- [TASK GOAL]: Restate the full set of records exactly, word for word.

[Saved entries]
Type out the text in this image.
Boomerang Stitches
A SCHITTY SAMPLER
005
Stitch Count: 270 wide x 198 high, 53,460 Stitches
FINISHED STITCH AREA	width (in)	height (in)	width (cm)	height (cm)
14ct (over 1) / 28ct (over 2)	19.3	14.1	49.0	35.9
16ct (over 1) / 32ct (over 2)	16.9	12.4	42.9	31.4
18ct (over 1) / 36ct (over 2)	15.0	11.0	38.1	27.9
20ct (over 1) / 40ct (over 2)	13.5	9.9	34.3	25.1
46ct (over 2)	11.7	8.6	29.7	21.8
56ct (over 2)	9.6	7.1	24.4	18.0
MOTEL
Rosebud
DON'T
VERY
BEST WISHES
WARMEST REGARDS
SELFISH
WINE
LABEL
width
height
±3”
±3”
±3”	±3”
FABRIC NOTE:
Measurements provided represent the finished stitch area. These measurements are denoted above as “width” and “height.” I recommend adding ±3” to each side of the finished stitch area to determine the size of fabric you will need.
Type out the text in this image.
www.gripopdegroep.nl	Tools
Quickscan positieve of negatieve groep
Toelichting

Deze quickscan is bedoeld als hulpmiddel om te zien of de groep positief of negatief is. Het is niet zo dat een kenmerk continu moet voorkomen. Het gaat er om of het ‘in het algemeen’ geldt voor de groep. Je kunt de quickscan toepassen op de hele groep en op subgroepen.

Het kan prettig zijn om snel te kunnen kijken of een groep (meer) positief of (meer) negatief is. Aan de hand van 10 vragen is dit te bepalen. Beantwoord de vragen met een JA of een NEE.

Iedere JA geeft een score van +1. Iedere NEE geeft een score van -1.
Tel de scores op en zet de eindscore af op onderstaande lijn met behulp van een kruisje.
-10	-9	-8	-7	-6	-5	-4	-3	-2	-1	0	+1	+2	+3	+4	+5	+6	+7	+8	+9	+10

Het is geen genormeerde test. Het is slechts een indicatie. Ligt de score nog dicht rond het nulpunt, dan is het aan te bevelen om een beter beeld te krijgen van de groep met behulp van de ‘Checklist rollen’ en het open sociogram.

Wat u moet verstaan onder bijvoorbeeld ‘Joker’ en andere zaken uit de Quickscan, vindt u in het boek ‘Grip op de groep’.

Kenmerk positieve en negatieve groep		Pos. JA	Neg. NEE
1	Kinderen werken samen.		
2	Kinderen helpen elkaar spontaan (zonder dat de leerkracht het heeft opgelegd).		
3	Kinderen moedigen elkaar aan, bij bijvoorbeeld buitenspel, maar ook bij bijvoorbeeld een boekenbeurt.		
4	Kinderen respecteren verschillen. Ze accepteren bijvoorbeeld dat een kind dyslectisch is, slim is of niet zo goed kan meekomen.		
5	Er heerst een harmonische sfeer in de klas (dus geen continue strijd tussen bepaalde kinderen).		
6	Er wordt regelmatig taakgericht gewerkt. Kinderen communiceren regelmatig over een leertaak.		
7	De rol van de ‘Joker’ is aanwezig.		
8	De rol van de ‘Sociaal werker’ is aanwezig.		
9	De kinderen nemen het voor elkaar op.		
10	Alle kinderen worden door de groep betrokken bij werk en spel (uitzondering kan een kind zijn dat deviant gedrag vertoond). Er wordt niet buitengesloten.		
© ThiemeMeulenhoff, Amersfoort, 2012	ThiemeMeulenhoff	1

- [RESPONSE]:
Type out the text in this image.
Boomerang Stitches
A SCHITTY SAMPLER
005
Stitch Count: 270 wide x 198 high, 53,460 Stitches
FINISHED STITCH AREA	width (in)	height (in)	width (cm)	height (cm)
14ct (over 1) / 28ct (over 2)	19.3	14.1	49.0	35.9
16ct (over 1) / 32ct (over 2)	16.9	12.4	42.9	31.4
18ct (over 1) / 36ct (over 2)	15.0	11.0	38.1	27.9
20ct (over 1) / 40ct (over 2)	13.5	9.9	34.3	25.1
46ct (over 2)	11.7	8.6	29.7	21.8
56ct (over 2)	9.6	7.1	24.4	18.0
MOTEL
Rosebud
DON'T
VERY
BEST WISHES
WARMEST REGARDS
SELFISH
WINE
LABEL
width
height
±3”
±3”
±3”	±3”
FABRIC NOTE:
Measurements provided represent the finished stitch area. These measurements are denoted above as “width” and “height.” I recommend adding ±3” to each side of the finished stitch area to determine the size of fabric you will need.
Type out the text in this image.
www.gripopdegroep.nl	Tools
Quickscan positieve of negatieve groep
Toelichting

Deze quickscan is bedoeld als hulpmiddel om te zien of de groep positief of negatief is. Het is niet zo dat een kenmerk continu moet voorkomen. Het gaat er om of het ‘in het algemeen’ geldt voor de groep. Je kunt de quickscan toepassen op de hele groep en op subgroepen.

Het kan prettig zijn om snel te kunnen kijken of een groep (meer) positief of (meer) negatief is. Aan de hand van 10 vragen is dit te bepalen. Beantwoord de vragen met een JA of een NEE.

Iedere JA geeft een score van +1. Iedere NEE geeft een score van -1.
Tel de scores op en zet de eindscore af op onderstaande lijn met behulp van een kruisje.
-10	-9	-8	-7	-6	-5	-4	-3	-2	-1	0	+1	+2	+3	+4	+5	+6	+7	+8	+9	+10

Het is geen genormeerde test. Het is slechts een indicatie. Ligt de score nog dicht rond het nulpunt, dan is het aan te bevelen om een beter beeld te krijgen van de groep met behulp van de ‘Checklist rollen’ en het open sociogram.

Wat u moet verstaan onder bijvoorbeeld ‘Joker’ en andere zaken uit de Quickscan, vindt u in het boek ‘Grip op de groep’.

Kenmerk positieve en negatieve groep		Pos. JA	Neg. NEE
1	Kinderen werken samen.		
2	Kinderen helpen elkaar spontaan (zonder dat de leerkracht het heeft opgelegd).		
3	Kinderen moedigen elkaar aan, bij bijvoorbeeld buitenspel, maar ook bij bijvoorbeeld een boekenbeurt.		
4	Kinderen respecteren verschillen. Ze accepteren bijvoorbeeld dat een kind dyslectisch is, slim is of niet zo goed kan meekomen.		
5	Er heerst een harmonische sfeer in de klas (dus geen continue strijd tussen bepaalde kinderen).		
6	Er wordt regelmatig taakgericht gewerkt. Kinderen communiceren regelmatig over een leertaak.		
7	De rol van de ‘Joker’ is aanwezig.		
8	De rol van de ‘Sociaal werker’ is aanwezig.		
9	De kinderen nemen het voor elkaar op.		
10	Alle kinderen worden door de groep betrokken bij werk en spel (uitzondering kan een kind zijn dat deviant gedrag vertoond). Er wordt niet buitengesloten.		
© ThiemeMeulenhoff, Amersfoort, 2012	ThiemeMeulenhoff	1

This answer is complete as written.